> **Task objective**
Rewrite every line of the material below as a Markdown table with a Row column holding the row number and a Line column holding the line itself. Skip blank lines and omit the pictures.

> **Material supplied**
★ ★ ★ ★ ★
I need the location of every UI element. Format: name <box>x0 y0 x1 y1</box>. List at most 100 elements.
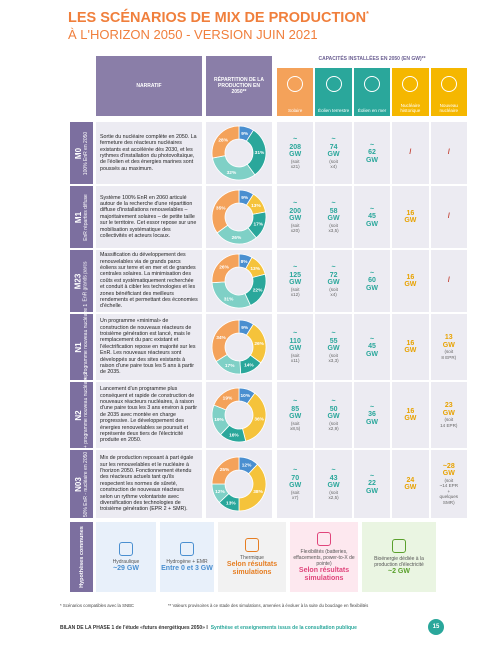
title-text: LES SCÉNARIOS DE MIX DE PRODUCTION <box>68 10 367 26</box>
capacity-line: GW <box>327 279 340 287</box>
donut-label: 26% <box>254 341 264 347</box>
row-label-text: M0 100% EnR en 2050 <box>74 131 89 174</box>
capacity-line: ~ <box>369 335 375 343</box>
capacity: 16 GW <box>392 250 429 312</box>
capacity-line: GW <box>365 418 379 426</box>
capacity-line: (soit <box>329 158 338 164</box>
common-value: Entre 0 et 3 GW <box>161 564 213 572</box>
donut-label: 25% <box>220 467 230 473</box>
row-code: M1 <box>74 211 84 223</box>
capacity-line: GW <box>289 279 302 287</box>
capacity-line: ~ <box>369 472 375 480</box>
donut: 9%13% 17% 26% 35% <box>211 189 267 245</box>
capacity-line: 45 <box>368 213 376 221</box>
common-item: Bioénergie dédiée à la production d'élec… <box>362 522 436 592</box>
column-icon <box>287 76 304 92</box>
column-icon <box>325 76 342 92</box>
capacity-line: 36 <box>368 411 376 419</box>
capacity-line: 200 <box>289 207 302 215</box>
capacity-line: ~ <box>293 467 298 475</box>
donut: 10% 36% 16% 19% 19% <box>211 387 267 443</box>
row-label: N03 50% EnR - nucléaire en 2050 <box>70 450 93 518</box>
donut-cell: 9% 13% 17% 26% 35% <box>206 186 272 248</box>
capacity: ~28 GW (soit ~14 EPR + quelques SMR) <box>430 450 467 518</box>
row-label: M1 EnR réparties diffuse <box>70 186 93 248</box>
capacity-line: ~ <box>293 264 298 272</box>
capacity-line: ~ <box>331 330 336 338</box>
column-name: Éolien terrestre <box>318 108 350 113</box>
row-label-text: N03 50% EnR - nucléaire en 2050 <box>74 451 89 516</box>
capacity-line: GW <box>289 151 302 159</box>
narrative: Sortie du nucléaire complète en 2050. La… <box>96 122 202 184</box>
capacity-line: 23 <box>444 402 453 409</box>
common-name: Hydraulique <box>112 558 140 565</box>
donut-label: 26% <box>232 235 242 241</box>
donut-label: 12% <box>242 463 252 469</box>
donut-label: 8% <box>241 259 249 265</box>
capacity-line: 74 <box>329 143 338 151</box>
capacity-line: GW <box>442 470 455 478</box>
capacity-line: ~ <box>369 205 375 213</box>
capacity: ~45 GW <box>353 186 391 248</box>
capacity-line: GW <box>442 409 455 417</box>
narrative: Mix de production reposant à part égale … <box>96 450 202 518</box>
row-label: M23 EnR grands parcs <box>70 250 93 312</box>
capacity-line: 125 <box>289 271 302 279</box>
capacity-line: GW <box>327 413 340 421</box>
row-code: M0 <box>74 147 83 159</box>
capacity-line: x12) <box>290 292 300 298</box>
column-name: Solaire <box>288 108 303 113</box>
capacity-line: GW <box>404 217 417 224</box>
capacity-line: 16 <box>406 273 415 281</box>
donut-cell: 9% 31% 32% 28% <box>206 122 272 184</box>
capacity-line: ~ <box>331 200 336 208</box>
row-label-text: M1 EnR réparties diffuse <box>74 194 89 241</box>
donut-segment <box>212 155 256 181</box>
row-label: M0 100% EnR en 2050 <box>70 122 93 184</box>
capacity: 16 GW <box>392 314 429 380</box>
column-header: Éolien en mer <box>353 68 391 116</box>
capacity: ~60 GW <box>353 250 391 312</box>
capacity-line: x7) <box>292 495 299 501</box>
common-label-text: Hypothèses communes <box>78 526 85 588</box>
capacity-line: x4) <box>330 292 337 298</box>
donut-label: 9% <box>241 195 249 201</box>
row-desc: EnR réparties diffuse <box>83 193 90 241</box>
donut-cell: 10% 36% 16% 19% 19% <box>206 382 272 448</box>
capacity: ~55 GW (soit x3,3) <box>315 314 352 380</box>
header-narratif: NARRATIF <box>96 56 202 116</box>
donut-label: 38% <box>253 489 263 495</box>
capacity-line: ~ <box>369 141 375 149</box>
capacity-line: 55 <box>329 337 338 345</box>
column-name: Nucléaire historique <box>400 103 421 113</box>
common-icon <box>119 541 133 556</box>
capacity-line: 13 <box>444 334 453 341</box>
capacity-line: (soit <box>290 489 300 495</box>
donut: 9% 26% 14% 17% 34% <box>211 319 267 375</box>
capacity-line: 16 <box>406 209 415 217</box>
donut-segment <box>211 125 240 159</box>
capacity-line: / <box>447 149 450 157</box>
donut-label: 17% <box>225 363 235 369</box>
column-name: Éolien en mer <box>357 108 387 113</box>
capacity-line: 24 <box>406 476 415 484</box>
column-name: Nouveau nucléaire <box>439 103 459 113</box>
capacity-line: x8,5) <box>290 426 301 432</box>
donut-segment <box>213 387 240 411</box>
capacity: 24 GW <box>392 450 429 518</box>
capacity-line: ~ <box>331 467 336 475</box>
donut-label: 9% <box>241 131 249 137</box>
column-header: Éolien terrestre <box>315 68 352 116</box>
capacity: / <box>430 250 467 312</box>
donut-label: 31% <box>224 296 234 302</box>
capacity-line: GW <box>327 482 340 490</box>
capacity-line: (soit <box>444 349 454 354</box>
donut-label: 13% <box>226 501 236 507</box>
capacity-line: (soit <box>329 286 338 292</box>
header-repartition: RÉPARTITION DE LA PRODUCTION EN 2050** <box>206 56 272 116</box>
capacity-line: (soit <box>290 286 300 292</box>
capacity-line: GW <box>365 350 379 358</box>
capacity-line: ~ <box>331 398 336 406</box>
page-number: 15 <box>428 619 444 635</box>
common-icon <box>180 541 194 556</box>
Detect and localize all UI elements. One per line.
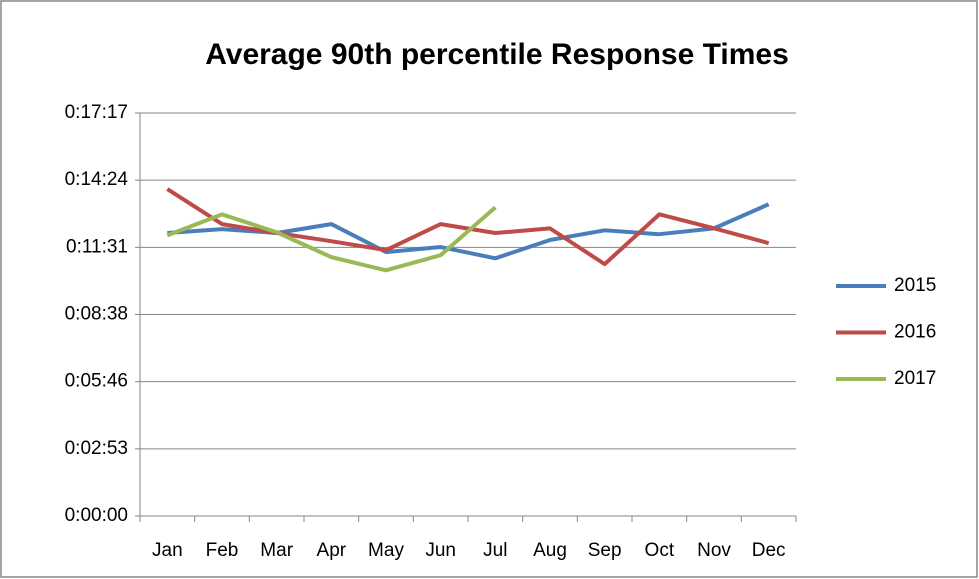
y-tick-label: 0:05:46 [65, 371, 128, 392]
y-tick-label: 0:11:31 [66, 236, 128, 257]
x-tick-label: Jun [425, 540, 456, 561]
x-tick-label: Apr [317, 540, 347, 561]
x-tick-label: Aug [533, 540, 567, 561]
x-tick-label: Dec [752, 540, 786, 561]
y-tick-label: 0:17:17 [65, 102, 128, 123]
x-tick-label: Feb [206, 540, 239, 561]
x-tick-label: Oct [645, 540, 675, 561]
x-tick-label: May [368, 540, 404, 561]
y-tick-label: 0:14:24 [65, 169, 129, 190]
x-tick-label: Nov [697, 540, 731, 561]
y-tick-label: 0:00:00 [65, 505, 128, 526]
y-tick-label: 0:02:53 [65, 438, 128, 459]
series-line [166, 187, 770, 267]
legend-label: 2016 [894, 322, 936, 343]
x-tick-label: Mar [260, 540, 293, 561]
series-line [166, 205, 497, 273]
x-tick-label: Jul [483, 540, 507, 561]
x-tick-label: Sep [588, 540, 622, 561]
chart-title: Average 90th percentile Response Times [205, 38, 789, 71]
legend-label: 2015 [894, 275, 936, 296]
y-tick-label: 0:08:38 [65, 304, 128, 325]
legend-label: 2017 [894, 368, 936, 389]
x-tick-label: Jan [152, 540, 183, 561]
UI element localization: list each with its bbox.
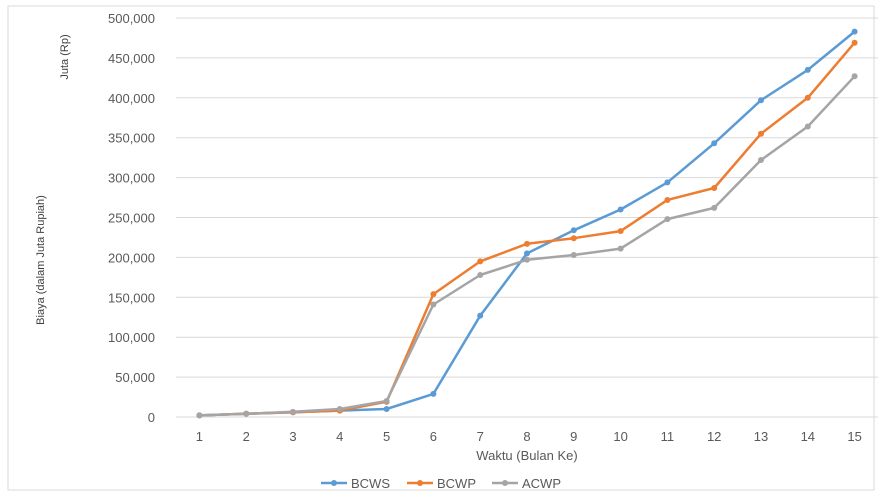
★ ★ ★ ★ ★
> **Exercise solution**
| Row | Line |
|---|---|
| 1 | I need the location of every UI element. Format: name <box>x0 y0 x1 y1</box>. List at most 100 elements. |
| 2 | title-text: LES SCÉNARIOS DE MIX DE PRODUCTION <box>68 10 367 26</box> |
| 3 | capacity-line: GW <box>327 279 340 287</box> |
| 4 | donut-label: 26% <box>254 341 264 347</box> |
| 5 | row-label-text: M0 100% EnR en 2050 <box>74 131 89 174</box> |
| 6 | capacity-line: ~ <box>369 335 375 343</box> |
| 7 | capacity: 16 GW <box>392 250 429 312</box> |
| 8 | capacity-line: GW <box>365 418 379 426</box> |
| 9 | capacity-line: (soit <box>329 158 338 164</box> |
| 10 | common-value: Entre 0 et 3 GW <box>161 564 213 572</box> |
| 11 | donut-label: 25% <box>220 467 230 473</box> |
| 12 | row-code: M1 <box>74 211 84 223</box> |
| 13 | capacity-line: GW <box>289 279 302 287</box> |
| 14 | capacity-line: ~ <box>369 472 375 480</box> |
| 15 | donut: 9%13% 17% 26% 35% <box>211 189 267 245</box> |
| 16 | capacity-line: 45 <box>368 213 376 221</box> |
| 17 | common-item: Bioénergie dédiée à la production d'élec… <box>362 522 436 592</box> |
| 18 | column-icon <box>287 76 304 92</box> |
| 19 | column-icon <box>325 76 342 92</box> |
| 20 | capacity-line: 36 <box>368 411 376 419</box> |
| 21 | capacity-line: 200 <box>289 207 302 215</box> |
| 22 | capacity-line: ~ <box>293 467 298 475</box> |
| 23 | donut: 10% 36% 16% 19% 19% <box>211 387 267 443</box> |
| 24 | row-label: N03 50% EnR - nucléaire en 2050 <box>70 450 93 518</box> |
| 25 | donut-cell: 9% 13% 17% 26% 35% <box>206 186 272 248</box> |
| 26 | capacity: ~28 GW (soit ~14 EPR + quelques SMR) <box>430 450 467 518</box> |
| 27 | row-label: M1 EnR réparties diffuse <box>70 186 93 248</box> |
| 28 | capacity-line: ~ <box>293 264 298 272</box> |
| 29 | capacity-line: ~ <box>331 330 336 338</box> |
| 30 | column-name: Éolien terrestre <box>318 108 350 113</box> |
| 31 | row-label-text: N03 50% EnR - nucléaire en 2050 <box>74 451 89 516</box> |
| 32 | capacity-line: GW <box>289 151 302 159</box> |
| 33 | narrative: Sortie du nucléaire complète en 2050. La… <box>96 122 202 184</box> |
| 34 | capacity-line: 23 <box>444 402 453 409</box> |
| 35 | common-name: Hydraulique <box>112 558 140 565</box> |
| 36 | donut-label: 26% <box>232 235 242 241</box> |
| 37 | donut-label: 12% <box>242 463 252 469</box> |
| 38 | donut-label: 8% <box>241 259 249 265</box> |
| 39 | capacity-line: 74 <box>329 143 338 151</box> |
| 40 | capacity-line: GW <box>442 470 455 478</box> |
| 41 | capacity-line: ~ <box>369 205 375 213</box> |
| 42 | capacity: ~45 GW <box>353 186 391 248</box> |
| 43 | capacity-line: GW <box>442 409 455 417</box> |
| 44 | narrative: Mix de production reposant à part égale … <box>96 450 202 518</box> |
| 45 | row-label: M23 EnR grands parcs <box>70 250 93 312</box> |
| 46 | capacity-line: 125 <box>289 271 302 279</box> |
| 47 | capacity-line: GW <box>327 413 340 421</box> |
| 48 | row-code: M0 <box>74 147 83 159</box> |
| 49 | capacity-line: x12) <box>290 292 300 298</box> |
| 50 | column-name: Solaire <box>288 108 303 113</box> |
| 51 | capacity-line: GW <box>404 217 417 224</box> |
| 52 | capacity-line: 16 <box>406 273 415 281</box> |
| 53 | donut-cell: 9% 31% 32% 28% <box>206 122 272 184</box> |
| 54 | capacity-line: ~ <box>331 200 336 208</box> |
| 55 | row-label-text: M1 EnR réparties diffuse <box>74 194 89 241</box> |
| 56 | donut-segment <box>212 155 256 181</box> |
| 57 | row-label: M0 100% EnR en 2050 <box>70 122 93 184</box> |
| 58 | capacity: 16 GW <box>392 314 429 380</box> |
| 59 | column-header: Éolien en mer <box>353 68 391 116</box> |
| 60 | capacity: ~60 GW <box>353 250 391 312</box> |
| 61 | capacity-line: x7) <box>292 495 299 501</box> |
| 62 | common-label-text: Hypothèses communes <box>78 526 85 588</box> |
| 63 | capacity-line: x4) <box>330 292 337 298</box> |
| 64 | donut-label: 9% <box>241 195 249 201</box> |
| 65 | row-desc: EnR réparties diffuse <box>83 193 90 241</box> |
| 66 | donut-cell: 10% 36% 16% 19% 19% <box>206 382 272 448</box> |
| 67 | capacity: ~55 GW (soit x3,3) <box>315 314 352 380</box> |
| 68 | header-narratif: NARRATIF <box>96 56 202 116</box> |
| 69 | donut-label: 38% <box>253 489 263 495</box> |
| 70 | capacity-line: ~ <box>369 141 375 149</box> |
| 71 | capacity-line: 55 <box>329 337 338 345</box> |
| 72 | column-name: Nucléaire historique <box>400 103 421 113</box> |
| 73 | common-icon <box>119 541 133 556</box> |
| 74 | capacity-line: 13 <box>444 334 453 341</box> |
| 75 | capacity-line: (soit <box>290 489 300 495</box> |
| 76 | donut: 9% 26% 14% 17% 34% <box>211 319 267 375</box> |
| 77 | capacity-line: 16 <box>406 209 415 217</box> |
| 78 | donut-segment <box>211 125 240 159</box> |
| 79 | capacity-line: / <box>447 149 450 157</box> |
| 80 | donut-label: 17% <box>225 363 235 369</box> |
| 81 | column-name: Éolien en mer <box>357 108 387 113</box> |
| 82 | capacity-line: 24 <box>406 476 415 484</box> |
| 83 | column-name: Nouveau nucléaire <box>439 103 459 113</box> |
| 84 | capacity-line: x8,5) <box>290 426 301 432</box> |
| 85 | donut-segment <box>213 387 240 411</box> |
| 86 | capacity: 24 GW <box>392 450 429 518</box> |
| 87 | capacity-line: ~ <box>331 467 336 475</box> |
| 88 | donut-label: 9% <box>241 131 249 137</box> |
| 89 | column-header: Éolien terrestre <box>315 68 352 116</box> |
| 90 | capacity: / <box>430 250 467 312</box> |
| 91 | donut-label: 31% <box>224 296 234 302</box> |
| 92 | capacity-line: GW <box>327 482 340 490</box> |
| 93 | capacity-line: (soit <box>444 349 454 354</box> |
| 94 | donut-label: 13% <box>226 501 236 507</box> |
| 95 | capacity-line: (soit <box>329 286 338 292</box> |
| 96 | header-repartition: RÉPARTITION DE LA PRODUCTION EN 2050** <box>206 56 272 116</box> |
| 97 | capacity-line: (soit <box>290 286 300 292</box> |
| 98 | capacity-line: GW <box>365 350 379 358</box> |
| 99 | capacity-line: ~ <box>331 398 336 406</box> |
| 100 | page-number: 15 <box>428 619 444 635</box> |
| 101 | common-icon <box>180 541 194 556</box> |
| 102 | Detect and localize all UI elements. One per line. |
| 103 | y-tick-label: 0:05:46 [65, 371, 128, 392] |
| 104 | y-tick-label: 0:11:31 [66, 236, 128, 257] |
| 105 | x-tick-label: Jun [425, 540, 456, 561] |
| 106 | x-tick-label: Apr [317, 540, 347, 561] |
| 107 | x-tick-label: Aug [533, 540, 567, 561] |
| 108 | x-tick-label: Dec [752, 540, 786, 561] |
| 109 | y-tick-label: 0:17:17 [65, 102, 128, 123] |
| 110 | x-tick-label: Feb [206, 540, 239, 561] |
| 111 | x-tick-label: Oct [645, 540, 675, 561] |
| 112 | x-tick-label: May [368, 540, 404, 561] |
| 113 | y-tick-label: 0:14:24 [65, 169, 129, 190] |
| 114 | x-tick-label: Nov [697, 540, 731, 561] |
| 115 | y-tick-label: 0:00:00 [65, 505, 128, 526] |
| 116 | y-tick-label: 0:02:53 [65, 438, 128, 459] |
| 117 | series-line [166, 187, 770, 267] |
| 118 | legend-label: 2016 [894, 322, 936, 343] |
| 119 | x-tick-label: Mar [260, 540, 293, 561] |
| 120 | series-line [166, 205, 497, 273] |
| 121 | x-tick-label: Jul [483, 540, 507, 561] |
| 122 | x-tick-label: Sep [588, 540, 622, 561] |
| 123 | chart-title: Average 90th percentile Response Times [205, 38, 789, 71] |
| 124 | legend-label: 2015 [894, 275, 936, 296] |
| 125 | y-tick-label: 0:08:38 [65, 304, 128, 325] |
| 126 | legend-label: 2017 [894, 368, 936, 389] |
| 127 | x-tick-label: Jan [152, 540, 183, 561] |
| 128 | UI element localization: list each with its bbox. |